The problem> The data below is to be returned in full and exactly.

>> start Material for this exercise

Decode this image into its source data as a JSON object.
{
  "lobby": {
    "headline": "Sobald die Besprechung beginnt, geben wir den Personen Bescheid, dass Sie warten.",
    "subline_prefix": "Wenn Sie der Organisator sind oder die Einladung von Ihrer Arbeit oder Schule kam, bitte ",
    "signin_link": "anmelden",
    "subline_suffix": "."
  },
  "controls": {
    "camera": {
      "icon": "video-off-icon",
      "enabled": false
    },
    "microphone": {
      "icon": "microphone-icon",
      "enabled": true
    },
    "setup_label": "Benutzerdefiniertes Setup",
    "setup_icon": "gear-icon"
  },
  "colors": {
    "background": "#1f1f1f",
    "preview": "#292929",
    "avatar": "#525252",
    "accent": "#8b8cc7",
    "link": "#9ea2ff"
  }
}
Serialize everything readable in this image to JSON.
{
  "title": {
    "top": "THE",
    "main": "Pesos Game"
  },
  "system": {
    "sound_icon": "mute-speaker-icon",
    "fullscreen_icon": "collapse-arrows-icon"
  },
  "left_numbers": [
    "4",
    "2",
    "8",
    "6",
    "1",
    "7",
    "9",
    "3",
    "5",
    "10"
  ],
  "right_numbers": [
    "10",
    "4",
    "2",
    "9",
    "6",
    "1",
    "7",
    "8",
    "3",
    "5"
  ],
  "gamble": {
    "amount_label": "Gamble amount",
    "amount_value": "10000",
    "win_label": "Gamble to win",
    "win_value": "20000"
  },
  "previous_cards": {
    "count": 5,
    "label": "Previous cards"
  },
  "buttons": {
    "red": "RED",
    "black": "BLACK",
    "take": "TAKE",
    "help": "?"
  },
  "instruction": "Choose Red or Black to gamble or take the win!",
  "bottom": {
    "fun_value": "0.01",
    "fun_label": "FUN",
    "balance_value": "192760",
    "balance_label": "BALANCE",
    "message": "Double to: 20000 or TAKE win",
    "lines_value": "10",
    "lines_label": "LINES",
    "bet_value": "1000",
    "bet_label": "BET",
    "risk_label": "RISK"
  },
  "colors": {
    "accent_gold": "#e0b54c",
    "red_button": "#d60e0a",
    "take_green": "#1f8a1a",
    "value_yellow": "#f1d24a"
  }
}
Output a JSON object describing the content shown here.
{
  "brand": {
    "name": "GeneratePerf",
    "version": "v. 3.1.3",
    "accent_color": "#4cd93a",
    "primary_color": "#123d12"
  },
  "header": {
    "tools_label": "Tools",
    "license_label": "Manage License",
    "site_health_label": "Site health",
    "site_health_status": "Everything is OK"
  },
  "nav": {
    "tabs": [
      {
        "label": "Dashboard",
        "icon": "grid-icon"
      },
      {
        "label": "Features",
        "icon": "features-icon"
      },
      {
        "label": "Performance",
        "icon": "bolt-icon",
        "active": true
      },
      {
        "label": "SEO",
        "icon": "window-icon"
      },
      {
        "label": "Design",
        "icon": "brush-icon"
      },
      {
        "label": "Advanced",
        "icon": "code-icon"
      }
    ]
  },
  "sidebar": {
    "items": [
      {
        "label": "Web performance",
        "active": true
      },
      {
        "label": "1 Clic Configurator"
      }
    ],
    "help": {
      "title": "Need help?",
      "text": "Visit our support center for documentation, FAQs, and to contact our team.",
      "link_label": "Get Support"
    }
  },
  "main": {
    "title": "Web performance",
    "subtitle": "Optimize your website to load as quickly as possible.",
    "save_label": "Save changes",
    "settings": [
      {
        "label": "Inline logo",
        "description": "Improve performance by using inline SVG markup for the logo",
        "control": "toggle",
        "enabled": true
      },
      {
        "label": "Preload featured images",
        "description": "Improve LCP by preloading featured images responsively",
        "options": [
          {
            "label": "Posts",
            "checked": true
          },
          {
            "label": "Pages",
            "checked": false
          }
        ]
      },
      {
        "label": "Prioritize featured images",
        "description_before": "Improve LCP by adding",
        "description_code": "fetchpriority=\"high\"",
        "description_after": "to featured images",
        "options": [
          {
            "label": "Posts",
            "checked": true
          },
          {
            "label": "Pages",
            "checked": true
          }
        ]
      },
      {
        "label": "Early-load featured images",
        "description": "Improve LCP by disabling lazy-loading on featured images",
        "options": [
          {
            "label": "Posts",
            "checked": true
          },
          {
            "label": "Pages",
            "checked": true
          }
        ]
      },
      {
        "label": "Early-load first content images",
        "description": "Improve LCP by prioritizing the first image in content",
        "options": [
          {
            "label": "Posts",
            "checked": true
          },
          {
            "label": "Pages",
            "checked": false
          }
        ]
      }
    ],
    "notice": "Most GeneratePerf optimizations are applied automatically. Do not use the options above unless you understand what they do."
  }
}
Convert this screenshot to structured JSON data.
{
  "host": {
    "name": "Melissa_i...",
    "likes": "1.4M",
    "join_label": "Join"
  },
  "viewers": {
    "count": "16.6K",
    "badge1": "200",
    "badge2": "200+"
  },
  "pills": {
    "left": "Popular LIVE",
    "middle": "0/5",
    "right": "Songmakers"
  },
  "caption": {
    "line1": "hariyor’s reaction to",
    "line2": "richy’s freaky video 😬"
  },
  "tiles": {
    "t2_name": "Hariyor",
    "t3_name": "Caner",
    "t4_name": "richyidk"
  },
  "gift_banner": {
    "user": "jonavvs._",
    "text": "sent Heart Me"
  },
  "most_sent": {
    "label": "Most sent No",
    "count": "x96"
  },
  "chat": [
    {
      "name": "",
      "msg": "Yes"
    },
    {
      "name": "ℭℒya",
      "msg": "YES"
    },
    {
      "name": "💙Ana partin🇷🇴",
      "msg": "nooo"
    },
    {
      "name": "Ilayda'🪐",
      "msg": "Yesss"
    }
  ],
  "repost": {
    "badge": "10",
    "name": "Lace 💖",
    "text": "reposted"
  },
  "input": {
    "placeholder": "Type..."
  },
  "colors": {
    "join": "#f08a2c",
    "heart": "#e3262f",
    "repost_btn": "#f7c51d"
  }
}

>> end Material for this exercise

Response>
Decode this image into its source data as a JSON object.
{
  "lobby": {
    "headline": "Sobald die Besprechung beginnt, geben wir den Personen Bescheid, dass Sie warten.",
    "subline_prefix": "Wenn Sie der Organisator sind oder die Einladung von Ihrer Arbeit oder Schule kam, bitte ",
    "signin_link": "anmelden",
    "subline_suffix": "."
  },
  "controls": {
    "camera": {
      "icon": "video-off-icon",
      "enabled": false
    },
    "microphone": {
      "icon": "microphone-icon",
      "enabled": true
    },
    "setup_label": "Benutzerdefiniertes Setup",
    "setup_icon": "gear-icon"
  },
  "colors": {
    "background": "#1f1f1f",
    "preview": "#292929",
    "avatar": "#525252",
    "accent": "#8b8cc7",
    "link": "#9ea2ff"
  }
}
Serialize everything readable in this image to JSON.
{
  "title": {
    "top": "THE",
    "main": "Pesos Game"
  },
  "system": {
    "sound_icon": "mute-speaker-icon",
    "fullscreen_icon": "collapse-arrows-icon"
  },
  "left_numbers": [
    "4",
    "2",
    "8",
    "6",
    "1",
    "7",
    "9",
    "3",
    "5",
    "10"
  ],
  "right_numbers": [
    "10",
    "4",
    "2",
    "9",
    "6",
    "1",
    "7",
    "8",
    "3",
    "5"
  ],
  "gamble": {
    "amount_label": "Gamble amount",
    "amount_value": "10000",
    "win_label": "Gamble to win",
    "win_value": "20000"
  },
  "previous_cards": {
    "count": 5,
    "label": "Previous cards"
  },
  "buttons": {
    "red": "RED",
    "black": "BLACK",
    "take": "TAKE",
    "help": "?"
  },
  "instruction": "Choose Red or Black to gamble or take the win!",
  "bottom": {
    "fun_value": "0.01",
    "fun_label": "FUN",
    "balance_value": "192760",
    "balance_label": "BALANCE",
    "message": "Double to: 20000 or TAKE win",
    "lines_value": "10",
    "lines_label": "LINES",
    "bet_value": "1000",
    "bet_label": "BET",
    "risk_label": "RISK"
  },
  "colors": {
    "accent_gold": "#e0b54c",
    "red_button": "#d60e0a",
    "take_green": "#1f8a1a",
    "value_yellow": "#f1d24a"
  }
}
Output a JSON object describing the content shown here.
{
  "brand": {
    "name": "GeneratePerf",
    "version": "v. 3.1.3",
    "accent_color": "#4cd93a",
    "primary_color": "#123d12"
  },
  "header": {
    "tools_label": "Tools",
    "license_label": "Manage License",
    "site_health_label": "Site health",
    "site_health_status": "Everything is OK"
  },
  "nav": {
    "tabs": [
      {
        "label": "Dashboard",
        "icon": "grid-icon"
      },
      {
        "label": "Features",
        "icon": "features-icon"
      },
      {
        "label": "Performance",
        "icon": "bolt-icon",
        "active": true
      },
      {
        "label": "SEO",
        "icon": "window-icon"
      },
      {
        "label": "Design",
        "icon": "brush-icon"
      },
      {
        "label": "Advanced",
        "icon": "code-icon"
      }
    ]
  },
  "sidebar": {
    "items": [
      {
        "label": "Web performance",
        "active": true
      },
      {
        "label": "1 Clic Configurator"
      }
    ],
    "help": {
      "title": "Need help?",
      "text": "Visit our support center for documentation, FAQs, and to contact our team.",
      "link_label": "Get Support"
    }
  },
  "main": {
    "title": "Web performance",
    "subtitle": "Optimize your website to load as quickly as possible.",
    "save_label": "Save changes",
    "settings": [
      {
        "label": "Inline logo",
        "description": "Improve performance by using inline SVG markup for the logo",
        "control": "toggle",
        "enabled": true
      },
      {
        "label": "Preload featured images",
        "description": "Improve LCP by preloading featured images responsively",
        "options": [
          {
            "label": "Posts",
            "checked": true
          },
          {
            "label": "Pages",
            "checked": false
          }
        ]
      },
      {
        "label": "Prioritize featured images",
        "description_before": "Improve LCP by adding",
        "description_code": "fetchpriority=\"high\"",
        "description_after": "to featured images",
        "options": [
          {
            "label": "Posts",
            "checked": true
          },
          {
            "label": "Pages",
            "checked": true
          }
        ]
      },
      {
        "label": "Early-load featured images",
        "description": "Improve LCP by disabling lazy-loading on featured images",
        "options": [
          {
            "label": "Posts",
            "checked": true
          },
          {
            "label": "Pages",
            "checked": true
          }
        ]
      },
      {
        "label": "Early-load first content images",
        "description": "Improve LCP by prioritizing the first image in content",
        "options": [
          {
            "label": "Posts",
            "checked": true
          },
          {
            "label": "Pages",
            "checked": false
          }
        ]
      }
    ],
    "notice": "Most GeneratePerf optimizations are applied automatically. Do not use the options above unless you understand what they do."
  }
}
Convert this screenshot to structured JSON data.
{
  "host": {
    "name": "Melissa_i...",
    "likes": "1.4M",
    "join_label": "Join"
  },
  "viewers": {
    "count": "16.6K",
    "badge1": "200",
    "badge2": "200+"
  },
  "pills": {
    "left": "Popular LIVE",
    "middle": "0/5",
    "right": "Songmakers"
  },
  "caption": {
    "line1": "hariyor’s reaction to",
    "line2": "richy’s freaky video 😬"
  },
  "tiles": {
    "t2_name": "Hariyor",
    "t3_name": "Caner",
    "t4_name": "richyidk"
  },
  "gift_banner": {
    "user": "jonavvs._",
    "text": "sent Heart Me"
  },
  "most_sent": {
    "label": "Most sent No",
    "count": "x96"
  },
  "chat": [
    {
      "name": "",
      "msg": "Yes"
    },
    {
      "name": "ℭℒya",
      "msg": "YES"
    },
    {
      "name": "💙Ana partin🇷🇴",
      "msg": "nooo"
    },
    {
      "name": "Ilayda'🪐",
      "msg": "Yesss"
    }
  ],
  "repost": {
    "badge": "10",
    "name": "Lace 💖",
    "text": "reposted"
  },
  "input": {
    "placeholder": "Type..."
  },
  "colors": {
    "join": "#f08a2c",
    "heart": "#e3262f",
    "repost_btn": "#f7c51d"
  }
}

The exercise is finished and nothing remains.